• Exercise prompt: How many lines of the entries below include the word "travelling"? Answer with the number alone.
>> Start Provided entries
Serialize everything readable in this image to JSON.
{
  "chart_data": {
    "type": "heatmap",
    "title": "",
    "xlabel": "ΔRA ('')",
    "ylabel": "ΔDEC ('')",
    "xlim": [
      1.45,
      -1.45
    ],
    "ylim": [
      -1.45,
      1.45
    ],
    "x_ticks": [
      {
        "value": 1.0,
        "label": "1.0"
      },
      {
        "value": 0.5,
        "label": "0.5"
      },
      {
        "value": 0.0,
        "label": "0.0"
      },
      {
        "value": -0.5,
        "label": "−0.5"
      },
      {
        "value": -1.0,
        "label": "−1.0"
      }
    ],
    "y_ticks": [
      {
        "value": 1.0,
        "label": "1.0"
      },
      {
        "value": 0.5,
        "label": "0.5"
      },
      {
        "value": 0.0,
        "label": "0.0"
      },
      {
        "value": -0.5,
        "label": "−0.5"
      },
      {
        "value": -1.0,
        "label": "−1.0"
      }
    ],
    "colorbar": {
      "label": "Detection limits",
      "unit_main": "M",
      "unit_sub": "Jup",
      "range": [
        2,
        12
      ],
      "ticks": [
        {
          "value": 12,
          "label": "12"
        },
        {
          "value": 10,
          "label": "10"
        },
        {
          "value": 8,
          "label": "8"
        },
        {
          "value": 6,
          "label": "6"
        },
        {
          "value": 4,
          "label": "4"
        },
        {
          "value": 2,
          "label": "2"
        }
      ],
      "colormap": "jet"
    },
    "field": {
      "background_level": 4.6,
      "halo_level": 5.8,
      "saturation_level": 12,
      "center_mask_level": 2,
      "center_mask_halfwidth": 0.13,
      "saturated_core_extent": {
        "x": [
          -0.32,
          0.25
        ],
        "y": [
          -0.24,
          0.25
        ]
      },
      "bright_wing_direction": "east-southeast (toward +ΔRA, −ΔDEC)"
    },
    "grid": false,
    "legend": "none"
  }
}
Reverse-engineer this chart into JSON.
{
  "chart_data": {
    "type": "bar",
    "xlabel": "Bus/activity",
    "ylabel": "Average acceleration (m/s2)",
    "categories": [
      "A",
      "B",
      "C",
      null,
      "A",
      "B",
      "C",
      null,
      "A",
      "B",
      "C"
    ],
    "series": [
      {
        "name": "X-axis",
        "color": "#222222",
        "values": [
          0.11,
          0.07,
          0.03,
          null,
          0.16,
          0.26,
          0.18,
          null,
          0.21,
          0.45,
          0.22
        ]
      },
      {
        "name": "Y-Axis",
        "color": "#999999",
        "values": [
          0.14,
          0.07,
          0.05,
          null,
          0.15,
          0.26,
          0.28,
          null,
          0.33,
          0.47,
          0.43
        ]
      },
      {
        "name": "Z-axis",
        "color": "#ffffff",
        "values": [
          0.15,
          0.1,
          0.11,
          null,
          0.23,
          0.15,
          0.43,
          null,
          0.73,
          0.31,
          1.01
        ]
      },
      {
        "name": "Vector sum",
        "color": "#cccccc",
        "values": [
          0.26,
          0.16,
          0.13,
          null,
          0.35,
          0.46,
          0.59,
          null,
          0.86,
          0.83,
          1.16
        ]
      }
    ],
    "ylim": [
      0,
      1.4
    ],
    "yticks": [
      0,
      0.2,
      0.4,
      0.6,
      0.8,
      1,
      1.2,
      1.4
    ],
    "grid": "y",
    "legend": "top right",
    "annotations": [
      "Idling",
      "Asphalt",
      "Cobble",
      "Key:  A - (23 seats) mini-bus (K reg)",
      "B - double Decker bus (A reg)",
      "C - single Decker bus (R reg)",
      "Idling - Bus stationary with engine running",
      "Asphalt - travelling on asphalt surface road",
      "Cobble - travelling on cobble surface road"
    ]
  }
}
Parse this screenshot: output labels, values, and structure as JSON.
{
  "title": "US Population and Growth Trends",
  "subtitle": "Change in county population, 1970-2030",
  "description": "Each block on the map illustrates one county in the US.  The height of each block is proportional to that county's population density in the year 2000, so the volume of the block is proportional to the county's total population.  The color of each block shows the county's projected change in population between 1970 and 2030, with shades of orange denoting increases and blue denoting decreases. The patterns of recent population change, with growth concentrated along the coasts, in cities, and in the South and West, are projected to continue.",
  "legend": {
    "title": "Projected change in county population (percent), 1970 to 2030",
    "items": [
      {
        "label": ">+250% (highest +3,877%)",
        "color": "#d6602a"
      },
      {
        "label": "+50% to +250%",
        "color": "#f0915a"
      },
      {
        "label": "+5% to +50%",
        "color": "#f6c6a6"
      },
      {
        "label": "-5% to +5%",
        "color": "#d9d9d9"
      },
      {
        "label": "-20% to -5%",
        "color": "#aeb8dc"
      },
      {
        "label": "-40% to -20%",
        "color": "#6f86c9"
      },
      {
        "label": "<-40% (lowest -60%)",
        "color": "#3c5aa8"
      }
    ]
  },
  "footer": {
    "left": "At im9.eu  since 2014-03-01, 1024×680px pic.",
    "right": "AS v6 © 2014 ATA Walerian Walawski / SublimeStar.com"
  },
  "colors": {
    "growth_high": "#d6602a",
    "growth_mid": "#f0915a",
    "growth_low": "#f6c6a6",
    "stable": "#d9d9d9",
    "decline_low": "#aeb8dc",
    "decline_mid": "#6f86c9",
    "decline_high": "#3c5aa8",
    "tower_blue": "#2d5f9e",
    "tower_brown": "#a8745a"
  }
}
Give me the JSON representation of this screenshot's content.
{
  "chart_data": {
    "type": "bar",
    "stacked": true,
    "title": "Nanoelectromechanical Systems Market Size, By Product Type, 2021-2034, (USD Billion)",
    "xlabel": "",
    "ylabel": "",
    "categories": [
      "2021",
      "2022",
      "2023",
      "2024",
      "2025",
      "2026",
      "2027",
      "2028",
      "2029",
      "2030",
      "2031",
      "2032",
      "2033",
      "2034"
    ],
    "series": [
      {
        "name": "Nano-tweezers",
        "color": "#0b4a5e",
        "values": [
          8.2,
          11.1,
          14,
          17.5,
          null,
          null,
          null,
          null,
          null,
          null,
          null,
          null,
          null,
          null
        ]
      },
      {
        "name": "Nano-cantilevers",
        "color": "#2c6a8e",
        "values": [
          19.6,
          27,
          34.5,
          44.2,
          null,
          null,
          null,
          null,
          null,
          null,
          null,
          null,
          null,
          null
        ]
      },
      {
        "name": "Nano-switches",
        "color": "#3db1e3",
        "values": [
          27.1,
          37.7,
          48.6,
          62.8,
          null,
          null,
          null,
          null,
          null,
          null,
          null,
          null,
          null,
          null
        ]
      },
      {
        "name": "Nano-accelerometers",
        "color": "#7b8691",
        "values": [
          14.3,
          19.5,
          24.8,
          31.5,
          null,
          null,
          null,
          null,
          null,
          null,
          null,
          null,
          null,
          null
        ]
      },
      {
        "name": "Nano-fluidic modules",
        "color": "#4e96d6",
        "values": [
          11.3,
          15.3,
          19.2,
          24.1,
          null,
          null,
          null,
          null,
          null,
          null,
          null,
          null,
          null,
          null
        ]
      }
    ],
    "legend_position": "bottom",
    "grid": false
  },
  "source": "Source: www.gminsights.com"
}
>> End Provided entries
• Answer for this exercise: 2